## Requirements
Copy out the lines that include the word "title".
──────────────────────────────
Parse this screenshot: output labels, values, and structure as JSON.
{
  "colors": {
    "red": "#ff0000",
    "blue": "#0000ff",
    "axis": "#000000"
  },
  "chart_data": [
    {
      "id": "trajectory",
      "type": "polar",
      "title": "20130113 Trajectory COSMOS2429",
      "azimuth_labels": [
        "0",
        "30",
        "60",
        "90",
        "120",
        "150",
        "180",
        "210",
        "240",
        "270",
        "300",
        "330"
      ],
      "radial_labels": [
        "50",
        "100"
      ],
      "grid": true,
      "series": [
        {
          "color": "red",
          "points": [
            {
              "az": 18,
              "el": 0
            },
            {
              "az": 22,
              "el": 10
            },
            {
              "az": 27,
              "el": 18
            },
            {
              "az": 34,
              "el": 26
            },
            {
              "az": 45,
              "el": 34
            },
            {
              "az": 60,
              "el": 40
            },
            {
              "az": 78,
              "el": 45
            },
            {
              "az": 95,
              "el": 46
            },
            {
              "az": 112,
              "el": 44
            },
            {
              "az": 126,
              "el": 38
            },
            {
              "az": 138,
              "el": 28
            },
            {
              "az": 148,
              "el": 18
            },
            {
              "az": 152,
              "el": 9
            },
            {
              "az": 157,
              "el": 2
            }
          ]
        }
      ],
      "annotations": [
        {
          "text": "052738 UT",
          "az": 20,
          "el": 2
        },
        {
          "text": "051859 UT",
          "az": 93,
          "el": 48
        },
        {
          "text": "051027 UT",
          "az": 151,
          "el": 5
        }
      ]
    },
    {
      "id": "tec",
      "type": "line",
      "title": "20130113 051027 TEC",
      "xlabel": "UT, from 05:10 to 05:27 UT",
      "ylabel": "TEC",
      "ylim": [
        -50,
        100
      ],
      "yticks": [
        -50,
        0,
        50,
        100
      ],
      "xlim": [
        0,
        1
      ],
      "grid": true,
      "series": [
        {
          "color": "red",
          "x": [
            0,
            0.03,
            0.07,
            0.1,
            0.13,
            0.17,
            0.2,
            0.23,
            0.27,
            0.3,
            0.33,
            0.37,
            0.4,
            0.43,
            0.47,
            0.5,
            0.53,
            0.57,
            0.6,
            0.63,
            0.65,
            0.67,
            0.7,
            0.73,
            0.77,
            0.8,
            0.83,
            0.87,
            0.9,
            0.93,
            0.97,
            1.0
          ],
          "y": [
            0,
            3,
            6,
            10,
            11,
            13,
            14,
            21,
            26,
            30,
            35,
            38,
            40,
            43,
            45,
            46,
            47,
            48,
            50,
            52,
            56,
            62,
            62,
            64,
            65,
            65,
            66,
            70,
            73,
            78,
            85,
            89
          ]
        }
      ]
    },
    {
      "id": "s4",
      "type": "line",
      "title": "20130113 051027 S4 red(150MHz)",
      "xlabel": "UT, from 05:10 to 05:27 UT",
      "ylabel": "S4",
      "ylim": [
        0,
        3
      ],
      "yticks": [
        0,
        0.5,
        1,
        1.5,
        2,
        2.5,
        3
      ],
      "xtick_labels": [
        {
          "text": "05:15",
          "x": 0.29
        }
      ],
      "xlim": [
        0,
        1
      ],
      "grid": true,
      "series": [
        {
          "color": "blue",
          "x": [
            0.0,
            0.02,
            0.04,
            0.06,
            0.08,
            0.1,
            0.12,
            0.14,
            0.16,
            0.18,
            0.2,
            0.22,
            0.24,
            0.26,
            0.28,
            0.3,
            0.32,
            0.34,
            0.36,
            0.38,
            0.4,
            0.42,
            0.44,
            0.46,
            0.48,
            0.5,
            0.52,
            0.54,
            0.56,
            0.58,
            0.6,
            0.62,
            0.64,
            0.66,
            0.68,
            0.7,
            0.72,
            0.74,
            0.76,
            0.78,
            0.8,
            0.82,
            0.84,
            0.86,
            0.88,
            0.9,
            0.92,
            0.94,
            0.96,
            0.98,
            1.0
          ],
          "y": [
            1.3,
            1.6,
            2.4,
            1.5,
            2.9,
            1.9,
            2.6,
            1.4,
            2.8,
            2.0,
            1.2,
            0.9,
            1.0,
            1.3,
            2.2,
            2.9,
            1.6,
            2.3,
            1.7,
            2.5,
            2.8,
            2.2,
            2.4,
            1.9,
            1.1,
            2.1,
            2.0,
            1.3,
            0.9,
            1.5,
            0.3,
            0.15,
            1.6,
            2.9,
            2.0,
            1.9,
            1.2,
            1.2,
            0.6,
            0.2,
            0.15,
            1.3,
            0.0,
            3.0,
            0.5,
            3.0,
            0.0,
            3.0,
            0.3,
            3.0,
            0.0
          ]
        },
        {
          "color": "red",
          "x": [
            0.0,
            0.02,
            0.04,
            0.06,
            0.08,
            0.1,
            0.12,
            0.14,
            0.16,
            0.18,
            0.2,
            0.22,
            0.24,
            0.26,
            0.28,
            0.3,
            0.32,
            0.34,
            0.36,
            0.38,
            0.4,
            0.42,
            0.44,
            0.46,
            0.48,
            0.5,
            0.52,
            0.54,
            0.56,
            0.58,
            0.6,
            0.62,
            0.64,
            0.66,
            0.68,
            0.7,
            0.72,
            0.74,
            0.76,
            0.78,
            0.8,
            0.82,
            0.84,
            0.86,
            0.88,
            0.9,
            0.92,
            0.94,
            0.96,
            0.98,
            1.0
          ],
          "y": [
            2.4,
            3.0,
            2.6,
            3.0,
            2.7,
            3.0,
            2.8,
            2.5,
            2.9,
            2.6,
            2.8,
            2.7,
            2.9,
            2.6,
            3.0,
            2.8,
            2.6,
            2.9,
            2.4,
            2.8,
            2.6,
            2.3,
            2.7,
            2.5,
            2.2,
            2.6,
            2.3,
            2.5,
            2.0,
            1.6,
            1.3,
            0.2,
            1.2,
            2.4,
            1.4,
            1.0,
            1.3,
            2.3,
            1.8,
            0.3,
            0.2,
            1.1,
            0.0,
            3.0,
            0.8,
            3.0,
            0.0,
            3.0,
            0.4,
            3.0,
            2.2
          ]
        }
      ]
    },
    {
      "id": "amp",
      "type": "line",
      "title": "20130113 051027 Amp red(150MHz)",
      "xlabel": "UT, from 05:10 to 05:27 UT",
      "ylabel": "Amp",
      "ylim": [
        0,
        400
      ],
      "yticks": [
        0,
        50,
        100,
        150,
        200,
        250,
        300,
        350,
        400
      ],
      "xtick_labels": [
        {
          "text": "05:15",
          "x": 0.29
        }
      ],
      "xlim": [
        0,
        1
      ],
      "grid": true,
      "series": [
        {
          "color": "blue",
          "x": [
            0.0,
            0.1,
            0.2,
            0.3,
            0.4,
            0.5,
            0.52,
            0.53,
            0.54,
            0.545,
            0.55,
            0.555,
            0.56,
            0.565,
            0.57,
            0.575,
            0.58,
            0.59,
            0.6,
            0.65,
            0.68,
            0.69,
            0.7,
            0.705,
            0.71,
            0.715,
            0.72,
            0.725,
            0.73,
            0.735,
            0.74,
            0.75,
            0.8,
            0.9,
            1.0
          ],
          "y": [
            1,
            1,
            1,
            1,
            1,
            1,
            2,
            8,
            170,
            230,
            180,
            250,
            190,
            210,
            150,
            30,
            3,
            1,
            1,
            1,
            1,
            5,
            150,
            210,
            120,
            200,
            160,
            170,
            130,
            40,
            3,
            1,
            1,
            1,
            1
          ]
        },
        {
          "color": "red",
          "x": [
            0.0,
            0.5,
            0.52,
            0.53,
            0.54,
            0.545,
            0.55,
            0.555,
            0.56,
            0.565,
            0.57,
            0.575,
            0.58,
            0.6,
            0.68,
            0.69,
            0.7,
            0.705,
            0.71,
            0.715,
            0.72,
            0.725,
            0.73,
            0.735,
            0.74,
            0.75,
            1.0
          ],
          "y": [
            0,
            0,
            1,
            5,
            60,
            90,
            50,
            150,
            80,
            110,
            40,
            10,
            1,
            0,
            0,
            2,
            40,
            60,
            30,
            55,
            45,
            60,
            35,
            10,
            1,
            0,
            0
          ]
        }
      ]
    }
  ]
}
──────────────────────────────
## Answer to the exercise
      "title": "20130113 Trajectory COSMOS2429",
      "title": "20130113 051027 TEC",
      "title": "20130113 051027 S4 red(150MHz)",
      "title": "20130113 051027 Amp red(150MHz)",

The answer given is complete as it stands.